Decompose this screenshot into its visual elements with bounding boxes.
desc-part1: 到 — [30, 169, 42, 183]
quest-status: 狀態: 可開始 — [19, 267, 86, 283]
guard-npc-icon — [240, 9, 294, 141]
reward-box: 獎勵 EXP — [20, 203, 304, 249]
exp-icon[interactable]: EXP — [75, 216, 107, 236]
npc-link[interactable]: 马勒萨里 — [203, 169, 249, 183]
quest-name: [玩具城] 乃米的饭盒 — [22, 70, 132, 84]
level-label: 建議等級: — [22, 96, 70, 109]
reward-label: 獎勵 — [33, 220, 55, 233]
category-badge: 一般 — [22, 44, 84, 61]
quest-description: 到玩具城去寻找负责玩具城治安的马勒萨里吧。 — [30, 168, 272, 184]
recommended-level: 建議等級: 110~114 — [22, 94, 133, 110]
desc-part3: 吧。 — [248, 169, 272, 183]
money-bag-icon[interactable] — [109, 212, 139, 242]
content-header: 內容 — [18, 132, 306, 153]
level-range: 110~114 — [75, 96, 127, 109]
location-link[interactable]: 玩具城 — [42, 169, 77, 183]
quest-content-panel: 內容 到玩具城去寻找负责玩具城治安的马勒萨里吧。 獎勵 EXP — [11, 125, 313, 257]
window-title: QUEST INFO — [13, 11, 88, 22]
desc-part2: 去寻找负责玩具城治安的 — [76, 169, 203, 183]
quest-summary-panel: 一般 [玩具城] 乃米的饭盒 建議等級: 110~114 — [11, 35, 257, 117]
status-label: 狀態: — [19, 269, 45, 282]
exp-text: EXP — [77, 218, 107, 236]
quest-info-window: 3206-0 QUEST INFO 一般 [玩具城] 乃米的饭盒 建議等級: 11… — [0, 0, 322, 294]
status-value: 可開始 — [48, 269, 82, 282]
★ ★ ★ ★ ★
### TASK INSTRUCTIONS
Copy out these items line for line, unchanged.

### RESPONSE TO THE TASK
Decompose this screenshot into its visual elements with bounding boxes.
desc-part1: 到 — [30, 169, 42, 183]
quest-status: 狀態: 可開始 — [19, 267, 86, 283]
guard-npc-icon — [240, 9, 294, 141]
reward-box: 獎勵 EXP — [20, 203, 304, 249]
exp-icon[interactable]: EXP — [75, 216, 107, 236]
npc-link[interactable]: 马勒萨里 — [203, 169, 249, 183]
quest-name: [玩具城] 乃米的饭盒 — [22, 70, 132, 84]
level-label: 建議等級: — [22, 96, 70, 109]
reward-label: 獎勵 — [33, 220, 55, 233]
category-badge: 一般 — [22, 44, 84, 61]
quest-description: 到玩具城去寻找负责玩具城治安的马勒萨里吧。 — [30, 168, 272, 184]
recommended-level: 建議等級: 110~114 — [22, 94, 133, 110]
desc-part3: 吧。 — [248, 169, 272, 183]
money-bag-icon[interactable] — [109, 212, 139, 242]
content-header: 內容 — [18, 132, 306, 153]
level-range: 110~114 — [75, 96, 127, 109]
location-link[interactable]: 玩具城 — [42, 169, 77, 183]
quest-content-panel: 內容 到玩具城去寻找负责玩具城治安的马勒萨里吧。 獎勵 EXP — [11, 125, 313, 257]
window-title: QUEST INFO — [13, 11, 88, 22]
desc-part2: 去寻找负责玩具城治安的 — [76, 169, 203, 183]
quest-summary-panel: 一般 [玩具城] 乃米的饭盒 建議等級: 110~114 — [11, 35, 257, 117]
status-label: 狀態: — [19, 269, 45, 282]
exp-text: EXP — [77, 218, 107, 236]
quest-info-window: 3206-0 QUEST INFO 一般 [玩具城] 乃米的饭盒 建議等級: 11… — [0, 0, 322, 294]
status-value: 可開始 — [48, 269, 82, 282]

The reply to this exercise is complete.